● Your task: Go through the lines below. Copy those with "ALFRED".

● Data for the task:

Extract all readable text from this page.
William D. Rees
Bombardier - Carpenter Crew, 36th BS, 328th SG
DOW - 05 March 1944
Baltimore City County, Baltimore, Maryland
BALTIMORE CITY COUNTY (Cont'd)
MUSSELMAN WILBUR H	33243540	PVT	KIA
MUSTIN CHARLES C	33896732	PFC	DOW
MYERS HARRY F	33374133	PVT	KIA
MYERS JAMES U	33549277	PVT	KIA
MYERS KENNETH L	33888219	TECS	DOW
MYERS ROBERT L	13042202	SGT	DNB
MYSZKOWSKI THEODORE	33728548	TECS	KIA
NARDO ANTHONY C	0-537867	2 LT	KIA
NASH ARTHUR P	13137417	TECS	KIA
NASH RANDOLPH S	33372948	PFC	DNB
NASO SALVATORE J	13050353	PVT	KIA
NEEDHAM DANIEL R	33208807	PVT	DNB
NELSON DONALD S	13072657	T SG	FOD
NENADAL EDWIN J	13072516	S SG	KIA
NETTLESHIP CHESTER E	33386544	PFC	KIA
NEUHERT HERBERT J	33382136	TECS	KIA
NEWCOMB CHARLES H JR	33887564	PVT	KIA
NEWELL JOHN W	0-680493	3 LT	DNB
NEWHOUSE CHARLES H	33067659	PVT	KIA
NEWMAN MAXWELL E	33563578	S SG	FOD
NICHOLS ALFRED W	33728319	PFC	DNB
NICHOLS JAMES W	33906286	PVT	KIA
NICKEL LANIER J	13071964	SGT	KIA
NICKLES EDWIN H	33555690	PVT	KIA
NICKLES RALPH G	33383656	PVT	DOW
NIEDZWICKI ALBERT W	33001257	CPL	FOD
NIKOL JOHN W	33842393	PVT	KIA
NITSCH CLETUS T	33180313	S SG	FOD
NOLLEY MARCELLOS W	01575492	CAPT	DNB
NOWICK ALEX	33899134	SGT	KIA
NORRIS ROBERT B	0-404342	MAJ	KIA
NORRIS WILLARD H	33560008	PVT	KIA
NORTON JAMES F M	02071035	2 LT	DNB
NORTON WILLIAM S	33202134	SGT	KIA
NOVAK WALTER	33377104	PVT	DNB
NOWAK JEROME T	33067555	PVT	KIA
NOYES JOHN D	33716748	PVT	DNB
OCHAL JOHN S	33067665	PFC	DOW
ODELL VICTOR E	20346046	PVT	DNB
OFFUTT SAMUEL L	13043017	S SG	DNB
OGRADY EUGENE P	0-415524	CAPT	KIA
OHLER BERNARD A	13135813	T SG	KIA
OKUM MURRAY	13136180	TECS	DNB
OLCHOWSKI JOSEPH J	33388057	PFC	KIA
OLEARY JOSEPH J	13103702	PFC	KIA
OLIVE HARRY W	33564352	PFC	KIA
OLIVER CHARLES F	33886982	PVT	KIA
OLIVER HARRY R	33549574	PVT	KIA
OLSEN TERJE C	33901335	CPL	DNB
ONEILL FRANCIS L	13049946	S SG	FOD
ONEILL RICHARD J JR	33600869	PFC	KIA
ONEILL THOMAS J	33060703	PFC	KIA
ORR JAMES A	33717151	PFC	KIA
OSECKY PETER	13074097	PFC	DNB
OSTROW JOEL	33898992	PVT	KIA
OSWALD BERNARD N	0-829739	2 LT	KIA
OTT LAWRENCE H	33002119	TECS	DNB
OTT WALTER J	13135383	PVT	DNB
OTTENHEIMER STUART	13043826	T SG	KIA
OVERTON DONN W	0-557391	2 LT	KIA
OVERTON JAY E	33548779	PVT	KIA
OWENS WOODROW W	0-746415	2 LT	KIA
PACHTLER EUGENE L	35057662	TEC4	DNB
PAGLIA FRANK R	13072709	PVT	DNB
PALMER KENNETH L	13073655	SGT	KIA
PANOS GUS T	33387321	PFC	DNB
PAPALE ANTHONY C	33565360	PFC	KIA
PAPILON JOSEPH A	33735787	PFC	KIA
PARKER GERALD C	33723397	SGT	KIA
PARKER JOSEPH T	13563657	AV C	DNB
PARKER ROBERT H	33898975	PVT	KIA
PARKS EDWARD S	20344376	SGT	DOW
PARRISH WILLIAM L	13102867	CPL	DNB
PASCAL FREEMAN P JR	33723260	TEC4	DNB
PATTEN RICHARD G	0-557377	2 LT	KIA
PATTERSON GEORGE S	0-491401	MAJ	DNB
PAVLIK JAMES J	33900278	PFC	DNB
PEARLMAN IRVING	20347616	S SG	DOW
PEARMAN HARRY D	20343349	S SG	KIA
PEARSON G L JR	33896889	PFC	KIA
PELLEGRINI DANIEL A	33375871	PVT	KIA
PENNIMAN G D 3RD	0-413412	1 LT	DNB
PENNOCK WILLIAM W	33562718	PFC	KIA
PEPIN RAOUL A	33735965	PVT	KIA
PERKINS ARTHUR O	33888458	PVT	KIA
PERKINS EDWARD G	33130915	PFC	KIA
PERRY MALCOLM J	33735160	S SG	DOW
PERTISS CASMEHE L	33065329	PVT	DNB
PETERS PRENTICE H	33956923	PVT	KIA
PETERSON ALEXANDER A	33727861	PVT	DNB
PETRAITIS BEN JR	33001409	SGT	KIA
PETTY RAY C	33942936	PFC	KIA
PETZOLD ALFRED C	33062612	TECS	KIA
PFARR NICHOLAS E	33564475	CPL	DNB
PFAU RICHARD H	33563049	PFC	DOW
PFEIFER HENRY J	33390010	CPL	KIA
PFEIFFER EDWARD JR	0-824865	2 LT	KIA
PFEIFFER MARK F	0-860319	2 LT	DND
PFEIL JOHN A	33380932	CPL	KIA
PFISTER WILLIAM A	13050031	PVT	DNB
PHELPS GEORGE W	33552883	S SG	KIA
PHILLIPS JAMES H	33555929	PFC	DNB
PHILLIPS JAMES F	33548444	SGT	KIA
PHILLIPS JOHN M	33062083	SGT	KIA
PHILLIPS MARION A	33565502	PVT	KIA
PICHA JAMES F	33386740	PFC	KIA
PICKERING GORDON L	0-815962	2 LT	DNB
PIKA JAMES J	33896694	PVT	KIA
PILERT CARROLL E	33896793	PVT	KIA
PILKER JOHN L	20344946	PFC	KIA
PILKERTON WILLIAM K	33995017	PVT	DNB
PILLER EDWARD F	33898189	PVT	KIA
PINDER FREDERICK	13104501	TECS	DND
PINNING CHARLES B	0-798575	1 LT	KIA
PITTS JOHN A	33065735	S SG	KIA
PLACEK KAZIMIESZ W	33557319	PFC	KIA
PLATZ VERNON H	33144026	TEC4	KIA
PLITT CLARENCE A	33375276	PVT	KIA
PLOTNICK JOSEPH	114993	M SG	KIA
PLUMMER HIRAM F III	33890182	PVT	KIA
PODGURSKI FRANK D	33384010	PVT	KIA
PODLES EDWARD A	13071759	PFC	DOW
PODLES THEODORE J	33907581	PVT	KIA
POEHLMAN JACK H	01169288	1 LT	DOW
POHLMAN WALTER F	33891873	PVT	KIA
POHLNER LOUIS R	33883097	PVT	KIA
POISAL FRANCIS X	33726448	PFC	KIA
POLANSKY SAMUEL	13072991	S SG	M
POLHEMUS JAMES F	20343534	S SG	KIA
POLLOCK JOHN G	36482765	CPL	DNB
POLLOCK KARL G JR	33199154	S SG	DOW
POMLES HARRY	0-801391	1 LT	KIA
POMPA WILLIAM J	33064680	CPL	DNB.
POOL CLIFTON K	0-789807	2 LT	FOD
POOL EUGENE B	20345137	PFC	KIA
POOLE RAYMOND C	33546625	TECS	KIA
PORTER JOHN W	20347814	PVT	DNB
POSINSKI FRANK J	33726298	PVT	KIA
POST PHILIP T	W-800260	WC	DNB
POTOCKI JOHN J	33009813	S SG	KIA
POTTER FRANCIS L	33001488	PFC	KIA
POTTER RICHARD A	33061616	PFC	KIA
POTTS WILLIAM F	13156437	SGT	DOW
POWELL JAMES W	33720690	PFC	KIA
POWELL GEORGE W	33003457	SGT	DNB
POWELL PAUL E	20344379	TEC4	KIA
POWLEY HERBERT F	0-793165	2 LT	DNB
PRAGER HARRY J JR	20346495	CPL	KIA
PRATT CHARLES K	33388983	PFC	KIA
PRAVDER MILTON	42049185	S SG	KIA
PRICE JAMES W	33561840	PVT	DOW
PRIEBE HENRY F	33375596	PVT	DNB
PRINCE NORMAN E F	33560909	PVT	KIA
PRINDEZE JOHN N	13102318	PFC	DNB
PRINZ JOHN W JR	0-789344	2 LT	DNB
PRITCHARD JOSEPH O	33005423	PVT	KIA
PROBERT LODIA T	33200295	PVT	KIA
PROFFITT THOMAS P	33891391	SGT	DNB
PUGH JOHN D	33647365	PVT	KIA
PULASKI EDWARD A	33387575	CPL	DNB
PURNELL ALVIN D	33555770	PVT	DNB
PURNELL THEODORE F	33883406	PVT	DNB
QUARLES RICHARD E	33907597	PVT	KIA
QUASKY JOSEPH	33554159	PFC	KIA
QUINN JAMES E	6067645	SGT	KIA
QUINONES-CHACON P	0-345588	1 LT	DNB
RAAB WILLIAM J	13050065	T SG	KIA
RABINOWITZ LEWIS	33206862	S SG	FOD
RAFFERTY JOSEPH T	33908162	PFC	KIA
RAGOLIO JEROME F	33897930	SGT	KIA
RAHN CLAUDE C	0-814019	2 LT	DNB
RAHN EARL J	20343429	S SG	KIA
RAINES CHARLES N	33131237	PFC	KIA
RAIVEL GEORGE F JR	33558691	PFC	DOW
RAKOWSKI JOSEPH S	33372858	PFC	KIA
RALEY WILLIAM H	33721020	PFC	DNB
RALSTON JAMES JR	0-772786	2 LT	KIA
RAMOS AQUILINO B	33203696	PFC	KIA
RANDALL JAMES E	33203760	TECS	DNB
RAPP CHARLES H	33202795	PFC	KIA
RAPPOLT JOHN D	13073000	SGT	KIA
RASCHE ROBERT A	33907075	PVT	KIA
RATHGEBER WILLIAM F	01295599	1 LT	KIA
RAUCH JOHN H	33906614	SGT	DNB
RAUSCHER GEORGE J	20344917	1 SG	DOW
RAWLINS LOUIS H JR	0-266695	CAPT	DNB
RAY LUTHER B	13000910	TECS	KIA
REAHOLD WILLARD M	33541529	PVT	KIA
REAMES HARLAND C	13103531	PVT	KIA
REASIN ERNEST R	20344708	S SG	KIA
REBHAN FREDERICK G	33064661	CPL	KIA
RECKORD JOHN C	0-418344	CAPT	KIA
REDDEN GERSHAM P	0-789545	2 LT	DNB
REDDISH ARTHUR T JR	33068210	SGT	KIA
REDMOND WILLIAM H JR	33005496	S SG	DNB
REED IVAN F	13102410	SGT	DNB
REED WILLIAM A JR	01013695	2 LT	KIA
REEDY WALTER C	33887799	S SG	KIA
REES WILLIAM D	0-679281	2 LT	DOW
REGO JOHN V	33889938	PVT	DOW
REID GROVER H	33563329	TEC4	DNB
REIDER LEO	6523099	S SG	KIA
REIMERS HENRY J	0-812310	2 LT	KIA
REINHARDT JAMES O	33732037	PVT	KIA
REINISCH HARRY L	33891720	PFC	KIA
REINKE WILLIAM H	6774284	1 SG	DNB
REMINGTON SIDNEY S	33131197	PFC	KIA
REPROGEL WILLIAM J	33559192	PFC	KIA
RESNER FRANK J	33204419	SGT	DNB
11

● Correct answer:
NICHOLS ALFRED W	33728319	PFC	DNB
PETZOLD ALFRED C	33062612	TECS	KIA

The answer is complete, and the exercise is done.